> _Exercise requirements_:
Compile every line that includes the word "领域答主".

[Data entries]
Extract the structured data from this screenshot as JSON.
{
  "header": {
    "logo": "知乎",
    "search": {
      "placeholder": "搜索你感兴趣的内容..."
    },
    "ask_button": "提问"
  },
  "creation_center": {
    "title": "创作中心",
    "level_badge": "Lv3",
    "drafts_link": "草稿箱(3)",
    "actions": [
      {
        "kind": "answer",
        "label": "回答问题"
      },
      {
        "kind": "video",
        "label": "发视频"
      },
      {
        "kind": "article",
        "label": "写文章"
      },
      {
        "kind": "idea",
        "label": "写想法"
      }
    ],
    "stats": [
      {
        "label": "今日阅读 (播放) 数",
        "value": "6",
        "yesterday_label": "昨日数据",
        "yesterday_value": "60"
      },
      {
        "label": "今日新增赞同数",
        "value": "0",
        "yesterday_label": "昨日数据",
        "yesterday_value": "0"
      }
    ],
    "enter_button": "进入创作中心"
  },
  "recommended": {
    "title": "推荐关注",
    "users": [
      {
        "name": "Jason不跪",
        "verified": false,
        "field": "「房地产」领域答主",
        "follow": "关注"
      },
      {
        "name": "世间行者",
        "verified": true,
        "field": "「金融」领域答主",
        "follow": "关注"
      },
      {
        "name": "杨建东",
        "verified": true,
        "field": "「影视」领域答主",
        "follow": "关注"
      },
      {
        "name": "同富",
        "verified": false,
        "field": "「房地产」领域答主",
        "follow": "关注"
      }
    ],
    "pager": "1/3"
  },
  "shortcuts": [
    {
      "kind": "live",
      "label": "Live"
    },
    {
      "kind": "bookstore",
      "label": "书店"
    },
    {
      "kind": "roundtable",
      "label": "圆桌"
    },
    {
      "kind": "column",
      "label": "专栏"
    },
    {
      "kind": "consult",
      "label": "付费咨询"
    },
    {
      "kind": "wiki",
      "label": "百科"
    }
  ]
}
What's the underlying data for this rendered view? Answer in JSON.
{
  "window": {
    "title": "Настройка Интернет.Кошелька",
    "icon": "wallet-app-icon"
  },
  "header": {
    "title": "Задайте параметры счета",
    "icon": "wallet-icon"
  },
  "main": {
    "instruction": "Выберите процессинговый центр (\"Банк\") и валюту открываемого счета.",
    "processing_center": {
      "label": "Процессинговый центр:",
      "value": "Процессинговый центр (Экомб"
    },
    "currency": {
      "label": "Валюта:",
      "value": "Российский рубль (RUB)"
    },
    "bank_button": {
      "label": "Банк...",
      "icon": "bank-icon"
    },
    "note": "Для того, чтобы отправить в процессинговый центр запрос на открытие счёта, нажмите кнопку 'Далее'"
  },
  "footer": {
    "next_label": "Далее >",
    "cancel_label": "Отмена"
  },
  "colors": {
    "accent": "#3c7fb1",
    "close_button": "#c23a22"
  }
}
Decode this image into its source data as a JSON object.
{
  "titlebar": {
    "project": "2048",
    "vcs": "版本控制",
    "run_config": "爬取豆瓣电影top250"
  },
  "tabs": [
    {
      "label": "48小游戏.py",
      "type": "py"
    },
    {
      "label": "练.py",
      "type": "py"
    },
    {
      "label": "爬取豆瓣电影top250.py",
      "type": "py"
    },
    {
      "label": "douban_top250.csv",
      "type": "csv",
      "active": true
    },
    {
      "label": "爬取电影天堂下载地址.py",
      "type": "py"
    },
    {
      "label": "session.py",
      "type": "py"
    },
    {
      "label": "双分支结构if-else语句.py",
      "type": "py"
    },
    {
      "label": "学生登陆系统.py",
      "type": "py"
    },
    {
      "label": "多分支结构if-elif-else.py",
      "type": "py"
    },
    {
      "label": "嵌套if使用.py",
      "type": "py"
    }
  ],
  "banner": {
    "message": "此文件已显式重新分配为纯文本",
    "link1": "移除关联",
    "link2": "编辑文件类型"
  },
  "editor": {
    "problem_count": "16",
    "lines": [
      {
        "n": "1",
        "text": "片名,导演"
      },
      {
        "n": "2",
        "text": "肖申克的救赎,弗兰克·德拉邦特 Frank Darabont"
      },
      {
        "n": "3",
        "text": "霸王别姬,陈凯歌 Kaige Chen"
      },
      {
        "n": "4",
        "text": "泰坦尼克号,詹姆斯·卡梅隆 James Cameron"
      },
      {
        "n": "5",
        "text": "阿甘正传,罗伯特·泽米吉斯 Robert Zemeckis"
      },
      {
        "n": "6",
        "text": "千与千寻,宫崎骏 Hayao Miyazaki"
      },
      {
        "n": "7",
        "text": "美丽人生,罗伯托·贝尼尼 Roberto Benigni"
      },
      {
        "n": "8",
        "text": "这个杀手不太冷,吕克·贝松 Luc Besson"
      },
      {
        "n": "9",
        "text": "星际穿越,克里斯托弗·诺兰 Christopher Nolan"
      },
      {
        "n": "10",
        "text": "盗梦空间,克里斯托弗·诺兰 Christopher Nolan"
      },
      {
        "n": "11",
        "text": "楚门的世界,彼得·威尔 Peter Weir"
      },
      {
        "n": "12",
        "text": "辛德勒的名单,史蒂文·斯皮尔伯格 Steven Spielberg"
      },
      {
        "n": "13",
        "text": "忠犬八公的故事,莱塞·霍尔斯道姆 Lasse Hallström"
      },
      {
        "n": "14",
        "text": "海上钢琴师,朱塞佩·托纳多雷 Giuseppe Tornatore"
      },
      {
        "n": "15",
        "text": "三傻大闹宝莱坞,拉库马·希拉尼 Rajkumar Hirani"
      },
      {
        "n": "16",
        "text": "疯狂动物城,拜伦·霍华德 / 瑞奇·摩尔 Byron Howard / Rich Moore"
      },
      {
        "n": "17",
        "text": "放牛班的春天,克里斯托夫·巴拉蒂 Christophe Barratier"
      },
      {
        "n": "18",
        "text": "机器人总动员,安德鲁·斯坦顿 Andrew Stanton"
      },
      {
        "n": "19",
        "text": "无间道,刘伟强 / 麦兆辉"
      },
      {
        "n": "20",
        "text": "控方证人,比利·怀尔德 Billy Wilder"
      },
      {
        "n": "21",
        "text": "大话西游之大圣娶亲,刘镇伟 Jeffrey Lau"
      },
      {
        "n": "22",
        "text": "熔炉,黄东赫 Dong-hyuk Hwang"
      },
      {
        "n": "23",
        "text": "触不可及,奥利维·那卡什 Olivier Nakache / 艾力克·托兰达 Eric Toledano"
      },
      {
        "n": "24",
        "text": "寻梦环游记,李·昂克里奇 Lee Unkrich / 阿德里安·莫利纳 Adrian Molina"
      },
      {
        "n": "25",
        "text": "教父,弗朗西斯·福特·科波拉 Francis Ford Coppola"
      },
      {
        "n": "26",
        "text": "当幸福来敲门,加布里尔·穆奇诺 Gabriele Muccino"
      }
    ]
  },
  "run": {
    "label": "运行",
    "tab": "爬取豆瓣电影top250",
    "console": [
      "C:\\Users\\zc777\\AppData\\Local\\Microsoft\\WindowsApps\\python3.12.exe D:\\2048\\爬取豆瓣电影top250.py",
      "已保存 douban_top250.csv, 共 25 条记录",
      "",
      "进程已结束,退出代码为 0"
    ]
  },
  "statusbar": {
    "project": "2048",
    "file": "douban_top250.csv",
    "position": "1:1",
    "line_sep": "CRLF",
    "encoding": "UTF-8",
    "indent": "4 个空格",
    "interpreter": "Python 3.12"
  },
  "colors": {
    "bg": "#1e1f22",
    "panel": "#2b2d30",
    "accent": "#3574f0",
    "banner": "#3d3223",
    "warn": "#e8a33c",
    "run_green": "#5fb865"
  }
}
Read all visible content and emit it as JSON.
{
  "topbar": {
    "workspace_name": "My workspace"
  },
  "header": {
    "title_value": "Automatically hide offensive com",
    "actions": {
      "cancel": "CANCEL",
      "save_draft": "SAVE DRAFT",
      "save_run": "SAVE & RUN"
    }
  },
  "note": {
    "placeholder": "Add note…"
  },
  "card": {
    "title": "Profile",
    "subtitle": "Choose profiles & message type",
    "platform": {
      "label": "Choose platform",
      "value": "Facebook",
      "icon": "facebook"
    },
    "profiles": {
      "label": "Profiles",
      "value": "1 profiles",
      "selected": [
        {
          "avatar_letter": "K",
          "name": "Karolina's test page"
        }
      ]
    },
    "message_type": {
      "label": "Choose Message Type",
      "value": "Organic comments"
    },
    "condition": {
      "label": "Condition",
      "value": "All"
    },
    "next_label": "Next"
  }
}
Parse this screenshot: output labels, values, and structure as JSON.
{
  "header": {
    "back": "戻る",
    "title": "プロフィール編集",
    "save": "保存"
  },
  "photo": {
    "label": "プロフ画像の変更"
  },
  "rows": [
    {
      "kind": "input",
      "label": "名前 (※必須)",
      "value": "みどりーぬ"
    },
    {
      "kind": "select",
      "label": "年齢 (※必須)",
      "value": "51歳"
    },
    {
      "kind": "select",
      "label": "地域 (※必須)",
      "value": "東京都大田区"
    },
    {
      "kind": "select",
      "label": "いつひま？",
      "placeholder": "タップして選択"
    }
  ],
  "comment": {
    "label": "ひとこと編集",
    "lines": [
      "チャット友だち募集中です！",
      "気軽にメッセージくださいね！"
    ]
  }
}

> _Solved exercise_:
        "field": "「房地产」领域答主",
        "field": "「金融」领域答主",
        "field": "「影视」领域答主",
        "field": "「房地产」领域答主",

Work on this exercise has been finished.